EXTRACTED RECORDS
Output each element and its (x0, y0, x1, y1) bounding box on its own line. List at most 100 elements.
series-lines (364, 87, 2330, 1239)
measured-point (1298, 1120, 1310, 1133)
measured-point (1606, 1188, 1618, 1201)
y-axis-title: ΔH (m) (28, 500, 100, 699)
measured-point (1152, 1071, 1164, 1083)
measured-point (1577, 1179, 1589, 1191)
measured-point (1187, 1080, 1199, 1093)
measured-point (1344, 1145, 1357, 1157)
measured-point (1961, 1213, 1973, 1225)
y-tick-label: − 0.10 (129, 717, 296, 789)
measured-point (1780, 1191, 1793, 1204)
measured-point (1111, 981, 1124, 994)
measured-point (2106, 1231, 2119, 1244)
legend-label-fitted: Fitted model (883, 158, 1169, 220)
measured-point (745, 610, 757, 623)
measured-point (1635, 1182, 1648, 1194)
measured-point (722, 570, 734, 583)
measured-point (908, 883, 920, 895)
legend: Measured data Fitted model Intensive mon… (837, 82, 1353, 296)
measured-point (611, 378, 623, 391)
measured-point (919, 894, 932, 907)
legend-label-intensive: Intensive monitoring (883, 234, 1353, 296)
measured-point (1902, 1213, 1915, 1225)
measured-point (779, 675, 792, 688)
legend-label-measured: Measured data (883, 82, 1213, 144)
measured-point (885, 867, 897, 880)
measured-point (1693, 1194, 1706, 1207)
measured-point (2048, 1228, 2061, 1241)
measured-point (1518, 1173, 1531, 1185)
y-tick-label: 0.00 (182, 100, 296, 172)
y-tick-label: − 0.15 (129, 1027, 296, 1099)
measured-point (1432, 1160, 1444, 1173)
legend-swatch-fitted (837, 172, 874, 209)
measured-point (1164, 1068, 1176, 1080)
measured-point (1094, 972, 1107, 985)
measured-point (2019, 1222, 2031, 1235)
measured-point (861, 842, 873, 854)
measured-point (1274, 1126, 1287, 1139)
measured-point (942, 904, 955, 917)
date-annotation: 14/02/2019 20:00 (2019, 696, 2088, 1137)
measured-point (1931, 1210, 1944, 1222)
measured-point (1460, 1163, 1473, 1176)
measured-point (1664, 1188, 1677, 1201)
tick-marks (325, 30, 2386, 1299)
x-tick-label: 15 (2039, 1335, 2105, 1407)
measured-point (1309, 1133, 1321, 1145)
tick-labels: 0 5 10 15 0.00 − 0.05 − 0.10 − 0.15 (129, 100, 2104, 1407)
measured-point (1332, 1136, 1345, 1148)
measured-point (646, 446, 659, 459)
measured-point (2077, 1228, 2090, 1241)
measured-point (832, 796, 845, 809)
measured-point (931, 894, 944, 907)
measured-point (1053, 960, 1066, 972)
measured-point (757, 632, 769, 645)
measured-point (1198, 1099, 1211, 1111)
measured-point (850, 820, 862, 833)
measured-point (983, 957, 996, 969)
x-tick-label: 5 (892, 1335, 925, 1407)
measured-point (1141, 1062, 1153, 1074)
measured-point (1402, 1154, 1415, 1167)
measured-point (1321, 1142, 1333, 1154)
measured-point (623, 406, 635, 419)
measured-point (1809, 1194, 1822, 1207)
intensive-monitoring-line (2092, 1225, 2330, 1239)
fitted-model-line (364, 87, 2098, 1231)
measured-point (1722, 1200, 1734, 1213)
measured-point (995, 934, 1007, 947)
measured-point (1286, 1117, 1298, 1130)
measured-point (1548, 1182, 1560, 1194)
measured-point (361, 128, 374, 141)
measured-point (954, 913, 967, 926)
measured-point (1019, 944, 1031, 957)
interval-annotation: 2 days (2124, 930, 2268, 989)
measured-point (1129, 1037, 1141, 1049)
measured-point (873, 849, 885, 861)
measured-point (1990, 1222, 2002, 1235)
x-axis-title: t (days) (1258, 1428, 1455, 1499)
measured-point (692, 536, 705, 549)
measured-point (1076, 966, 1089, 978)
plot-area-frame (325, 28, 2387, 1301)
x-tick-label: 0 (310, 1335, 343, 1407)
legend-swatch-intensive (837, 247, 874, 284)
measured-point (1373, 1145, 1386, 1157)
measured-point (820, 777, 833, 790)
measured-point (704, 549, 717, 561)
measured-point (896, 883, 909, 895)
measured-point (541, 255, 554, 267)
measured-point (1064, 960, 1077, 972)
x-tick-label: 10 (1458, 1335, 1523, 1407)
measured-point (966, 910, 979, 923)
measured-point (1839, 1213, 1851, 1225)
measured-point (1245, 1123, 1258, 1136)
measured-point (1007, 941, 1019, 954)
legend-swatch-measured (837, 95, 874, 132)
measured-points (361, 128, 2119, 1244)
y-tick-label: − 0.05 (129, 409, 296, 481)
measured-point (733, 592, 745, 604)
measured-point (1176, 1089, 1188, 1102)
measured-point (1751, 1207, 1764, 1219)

TASK DETAILS
Output these lines as a JSON list of strings, one string per line and no blank lines, drawing on all of the records.

RESULT OF THIS EXERCISE
[
  "Output each element and its (x0, y0, x1, y1) bounding box on its own line. List at most 100 elements.",
  "series-lines (364, 87, 2330, 1239)",
  "measured-point (1298, 1120, 1310, 1133)",
  "measured-point (1606, 1188, 1618, 1201)",
  "y-axis-title: ΔH (m) (28, 500, 100, 699)",
  "measured-point (1152, 1071, 1164, 1083)",
  "measured-point (1577, 1179, 1589, 1191)",
  "measured-point (1187, 1080, 1199, 1093)",
  "measured-point (1344, 1145, 1357, 1157)",
  "measured-point (1961, 1213, 1973, 1225)",
  "y-tick-label: − 0.10 (129, 717, 296, 789)",
  "measured-point (1780, 1191, 1793, 1204)",
  "measured-point (1111, 981, 1124, 994)",
  "measured-point (2106, 1231, 2119, 1244)",
  "legend-label-fitted: Fitted model (883, 158, 1169, 220)",
  "measured-point (745, 610, 757, 623)",
  "measured-point (1635, 1182, 1648, 1194)",
  "measured-point (722, 570, 734, 583)",
  "measured-point (908, 883, 920, 895)",
  "legend: Measured data Fitted model Intensive mon… (837, 82, 1353, 296)",
  "measured-point (611, 378, 623, 391)",
  "measured-point (919, 894, 932, 907)",
  "legend-label-intensive: Intensive monitoring (883, 234, 1353, 296)",
  "measured-point (1902, 1213, 1915, 1225)",
  "measured-point (779, 675, 792, 688)",
  "legend-label-measured: Measured data (883, 82, 1213, 144)",
  "measured-point (885, 867, 897, 880)",
  "measured-point (1693, 1194, 1706, 1207)",
  "measured-point (2048, 1228, 2061, 1241)",
  "measured-point (1518, 1173, 1531, 1185)",
  "y-tick-label: 0.00 (182, 100, 296, 172)",
  "y-tick-label: − 0.15 (129, 1027, 296, 1099)",
  "measured-point (1432, 1160, 1444, 1173)",
  "legend-swatch-fitted (837, 172, 874, 209)",
  "measured-point (1164, 1068, 1176, 1080)",
  "measured-point (1094, 972, 1107, 985)",
  "measured-point (2019, 1222, 2031, 1235)",
  "measured-point (861, 842, 873, 854)",
  "measured-point (1274, 1126, 1287, 1139)",
  "measured-point (942, 904, 955, 917)",
  "date-annotation: 14/02/2019 20:00 (2019, 696, 2088, 1137)",
  "measured-point (1931, 1210, 1944, 1222)",
  "measured-point (1460, 1163, 1473, 1176)",
  "measured-point (1664, 1188, 1677, 1201)",
  "tick-marks (325, 30, 2386, 1299)",
  "x-tick-label: 15 (2039, 1335, 2105, 1407)",
  "measured-point (1309, 1133, 1321, 1145)",
  "tick-labels: 0 5 10 15 0.00 − 0.05 − 0.10 − 0.15 (129, 100, 2104, 1407)",
  "measured-point (1332, 1136, 1345, 1148)",
  "measured-point (646, 446, 659, 459)",
  "measured-point (2077, 1228, 2090, 1241)",
  "measured-point (832, 796, 845, 809)",
  "measured-point (931, 894, 944, 907)",
  "measured-point (1053, 960, 1066, 972)",
  "measured-point (757, 632, 769, 645)",
  "measured-point (1198, 1099, 1211, 1111)",
  "measured-point (850, 820, 862, 833)",
  "measured-point (983, 957, 996, 969)",
  "x-tick-label: 5 (892, 1335, 925, 1407)",
  "measured-point (1141, 1062, 1153, 1074)",
  "measured-point (1402, 1154, 1415, 1167)",
  "measured-point (1321, 1142, 1333, 1154)",
  "measured-point (623, 406, 635, 419)",
  "measured-point (1809, 1194, 1822, 1207)",
  "intensive-monitoring-line (2092, 1225, 2330, 1239)",
  "fitted-model-line (364, 87, 2098, 1231)",
  "measured-point (1722, 1200, 1734, 1213)",
  "measured-point (995, 934, 1007, 947)",
  "measured-point (1286, 1117, 1298, 1130)",
  "measured-point (1548, 1182, 1560, 1194)",
  "measured-point (361, 128, 374, 141)",
  "measured-point (954, 913, 967, 926)",
  "measured-point (1019, 944, 1031, 957)",
  "interval-annotation: 2 days (2124, 930, 2268, 989)",
  "measured-point (1129, 1037, 1141, 1049)",
  "measured-point (873, 849, 885, 861)",
  "measured-point (1990, 1222, 2002, 1235)",
  "x-axis-title: t (days) (1258, 1428, 1455, 1499)",
  "measured-point (692, 536, 705, 549)",
  "measured-point (1076, 966, 1089, 978)",
  "plot-area-frame (325, 28, 2387, 1301)",
  "x-tick-label: 0 (310, 1335, 343, 1407)",
  "legend-swatch-intensive (837, 247, 874, 284)",
  "measured-point (1373, 1145, 1386, 1157)",
  "measured-point (820, 777, 833, 790)",
  "measured-point (704, 549, 717, 561)",
  "measured-point (896, 883, 909, 895)",
  "measured-point (541, 255, 554, 267)",
  "measured-point (1064, 960, 1077, 972)",
  "x-tick-label: 10 (1458, 1335, 1523, 1407)",
  "measured-point (966, 910, 979, 923)",
  "measured-point (1839, 1213, 1851, 1225)",
  "measured-point (1245, 1123, 1258, 1136)",
  "measured-point (1007, 941, 1019, 954)",
  "legend-swatch-measured (837, 95, 874, 132)",
  "measured-points (361, 128, 2119, 1244)",
  "y-tick-label: − 0.05 (129, 409, 296, 481)",
  "measured-point (733, 592, 745, 604)",
  "measured-point (1176, 1089, 1188, 1102)",
  "measured-point (1751, 1207, 1764, 1219)"
]